▶ **EXERCISE**
Find every line in the data below that contains the word "axis", and copy each of those lines out in full.

^^^^^^^^

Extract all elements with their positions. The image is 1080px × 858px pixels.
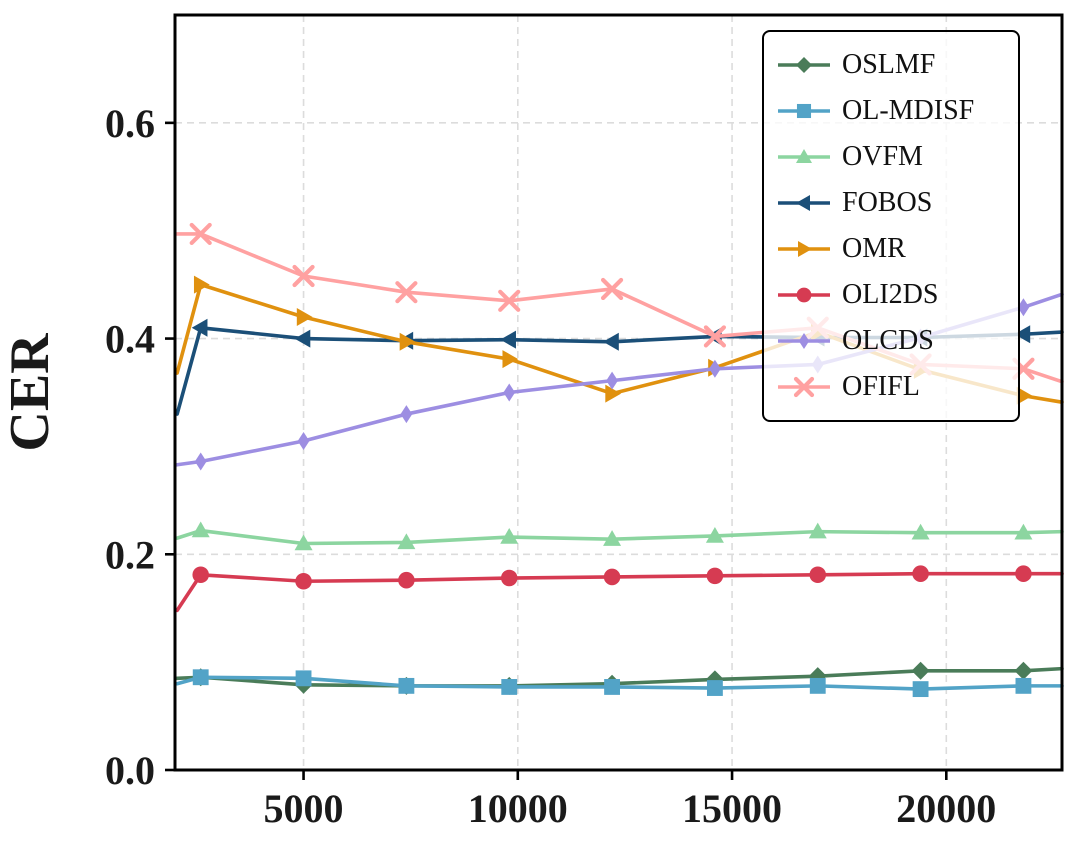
- legend-marker-circle-icon: [778, 287, 830, 303]
- legend-marker-square-icon: [778, 103, 830, 119]
- series-OLI2DS: [175, 565, 1064, 613]
- y-tick-label: 0.0: [105, 748, 155, 793]
- legend-marker-diamond-icon: [778, 57, 830, 73]
- x-tick-labels: 5000 10000 15000 20000: [264, 786, 997, 831]
- legend-item-FOBOS: FOBOS: [776, 180, 1006, 226]
- legend-item-OL-MDISF: OL-MDISF: [776, 88, 1006, 134]
- legend-item-OLCDS: OLCDS: [776, 318, 1006, 364]
- legend-marker-triangle-right-icon: [778, 241, 830, 257]
- series-OVFM: [175, 521, 1064, 551]
- series-OL-MDISF: [175, 669, 1064, 698]
- legend-item-OVFM: OVFM: [776, 134, 1006, 180]
- legend-label: FOBOS: [842, 187, 933, 218]
- y-tick-label: 0.2: [105, 532, 155, 577]
- y-axis-label: CER: [0, 333, 61, 452]
- y-tick-labels: 0.0 0.2 0.4 0.6: [105, 101, 155, 793]
- legend-label: OSLMF: [842, 49, 936, 80]
- legend-item-OFIFL: OFIFL: [776, 364, 1006, 410]
- legend-marker-triangle-up-icon: [778, 149, 830, 163]
- x-tick-label: 10000: [468, 786, 568, 831]
- legend-item-OSLMF: OSLMF: [776, 42, 1006, 88]
- legend-marker-x-icon: [778, 376, 830, 398]
- legend-label: OL-MDISF: [842, 95, 975, 126]
- x-tick-label: 5000: [264, 786, 344, 831]
- y-tick-label: 0.4: [105, 317, 155, 362]
- y-tick-label: 0.6: [105, 101, 155, 146]
- legend-label: OLI2DS: [842, 279, 939, 310]
- ticks: [165, 121, 948, 780]
- x-tick-label: 15000: [682, 786, 782, 831]
- legend-label: OVFM: [842, 141, 923, 172]
- legend-marker-thin-diamond-icon: [778, 333, 830, 349]
- legend-label: OFIFL: [842, 371, 920, 402]
- legend: OSLMF OL-MDISF OVFM FOBOS OMR OLI2DS OLCDS OFIF…: [762, 30, 1020, 422]
- legend-label: OMR: [842, 233, 906, 264]
- legend-label: OLCDS: [842, 325, 934, 356]
- axis-frame: [173, 13, 1064, 772]
- legend-item-OLI2DS: OLI2DS: [776, 272, 1006, 318]
- x-tick-label: 20000: [896, 786, 996, 831]
- legend-marker-triangle-left-icon: [778, 195, 830, 211]
- legend-item-OMR: OMR: [776, 226, 1006, 272]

^^^^^^^^

▶ **IN RESPONSE**
- y-axis-label: CER: [0, 333, 61, 452]
- axis-frame: [173, 13, 1064, 772]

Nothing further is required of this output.